» **AIM**: Without the pictures, return each record as it appears.

» **MATERIAL PROVIDED**:
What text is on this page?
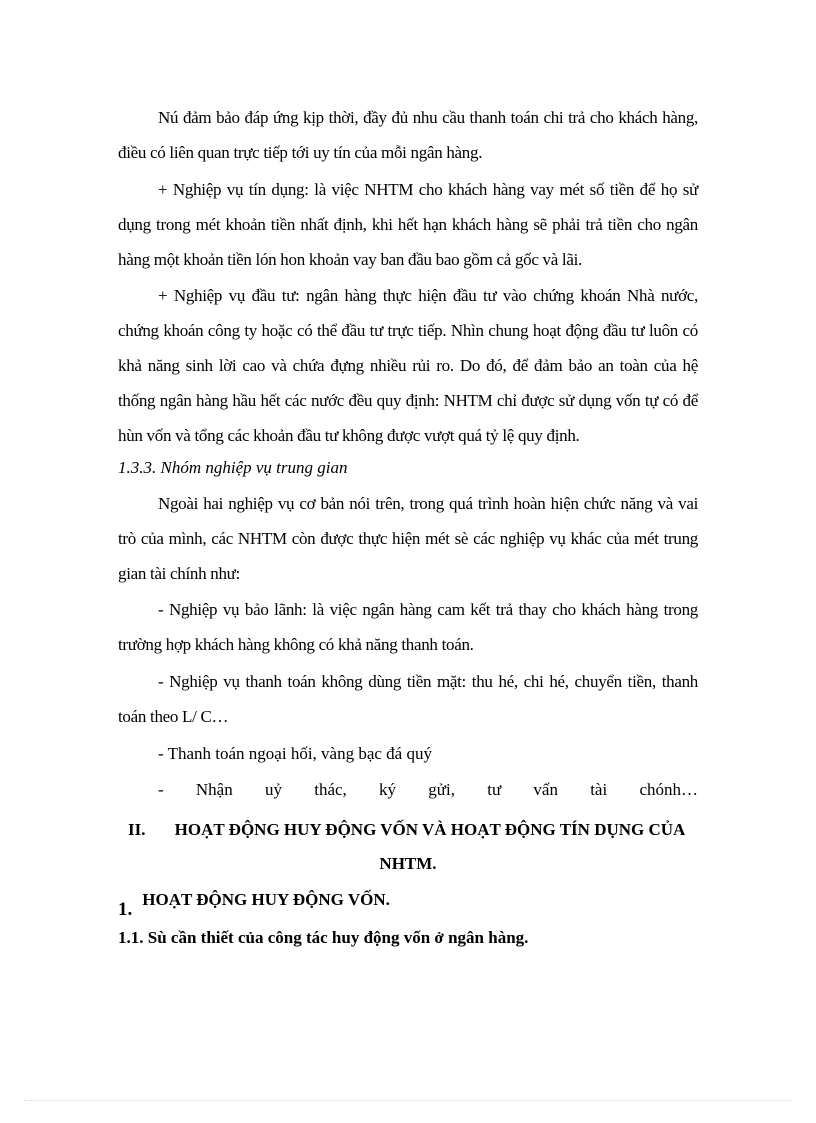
Nú đảm bảo đáp ứng kịp thời, đầy đủ nhu cầu thanh toán chi trả cho khách hàng, điều có liên quan trực tiếp tới uy tín của mỗi ngân hàng.

+ Nghiệp vụ tín dụng: là việc NHTM cho khách hàng vay mét số tiền để họ sử dụng trong mét khoản tiền nhất định, khi hết hạn khách hàng sẽ phải trả tiền cho ngân hàng một khoản tiền lón hon khoản vay ban đầu bao gồm cả gốc và lãi.

+ Nghiệp vụ đầu tư: ngân hàng thực hiện đầu tư vào chứng khoán Nhà nước, chứng khoán công ty hoặc có thể đầu tư trực tiếp. Nhìn chung hoạt động đầu tư luôn có khả năng sinh lời cao và chứa đựng nhiều rủi ro. Do đó, để đảm bảo an toàn của hệ thống ngân hàng hầu hết các nước đều quy định: NHTM chỉ được sử dụng vốn tự có để hùn vốn và tổng các khoản đầu tư không được vượt quá tỷ lệ quy định.

1.3.3. Nhóm nghiệp vụ trung gian

Ngoài hai nghiệp vụ cơ bản nói trên, trong quá trình hoàn hiện chức năng và vai trò của mình, các NHTM còn được thực hiện mét sè các nghiệp vụ khác của mét trung gian tài chính như:

- Nghiệp vụ bảo lãnh: là việc ngân hàng cam kết trả thay cho khách hàng trong trường hợp khách hàng không có khả năng thanh toán.

- Nghiệp vụ thanh toán không dùng tiền mặt: thu hé, chi hé, chuyển tiền, thanh toán theo L/ C…

- Thanh toán ngoại hối, vàng bạc đá quý

- Nhận uỷ thác, ký gửi, tư vấn tài chónh…

II.	HOẠT ĐỘNG HUY ĐỘNG VỐN VÀ HOẠT ĐỘNG TÍN DỤNG CỦA

NHTM.

1. HOẠT ĐỘNG HUY ĐỘNG VỐN.

1.1. Sù cần thiết của công tác huy động vốn ở ngân hàng.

» **OUTPUT OF THE EXERCISE**:
What text is on this page?
Nú đảm bảo đáp ứng kịp thời, đầy đủ nhu cầu thanh toán chi trả cho khách hàng, điều có liên quan trực tiếp tới uy tín của mỗi ngân hàng.

+ Nghiệp vụ tín dụng: là việc NHTM cho khách hàng vay mét số tiền để họ sử dụng trong mét khoản tiền nhất định, khi hết hạn khách hàng sẽ phải trả tiền cho ngân hàng một khoản tiền lón hon khoản vay ban đầu bao gồm cả gốc và lãi.

+ Nghiệp vụ đầu tư: ngân hàng thực hiện đầu tư vào chứng khoán Nhà nước, chứng khoán công ty hoặc có thể đầu tư trực tiếp. Nhìn chung hoạt động đầu tư luôn có khả năng sinh lời cao và chứa đựng nhiều rủi ro. Do đó, để đảm bảo an toàn của hệ thống ngân hàng hầu hết các nước đều quy định: NHTM chỉ được sử dụng vốn tự có để hùn vốn và tổng các khoản đầu tư không được vượt quá tỷ lệ quy định.

1.3.3. Nhóm nghiệp vụ trung gian

Ngoài hai nghiệp vụ cơ bản nói trên, trong quá trình hoàn hiện chức năng và vai trò của mình, các NHTM còn được thực hiện mét sè các nghiệp vụ khác của mét trung gian tài chính như:

- Nghiệp vụ bảo lãnh: là việc ngân hàng cam kết trả thay cho khách hàng trong trường hợp khách hàng không có khả năng thanh toán.

- Nghiệp vụ thanh toán không dùng tiền mặt: thu hé, chi hé, chuyển tiền, thanh toán theo L/ C…

- Thanh toán ngoại hối, vàng bạc đá quý

- Nhận uỷ thác, ký gửi, tư vấn tài chónh…

II.	HOẠT ĐỘNG HUY ĐỘNG VỐN VÀ HOẠT ĐỘNG TÍN DỤNG CỦA

NHTM.

1. HOẠT ĐỘNG HUY ĐỘNG VỐN.

1.1. Sù cần thiết của công tác huy động vốn ở ngân hàng.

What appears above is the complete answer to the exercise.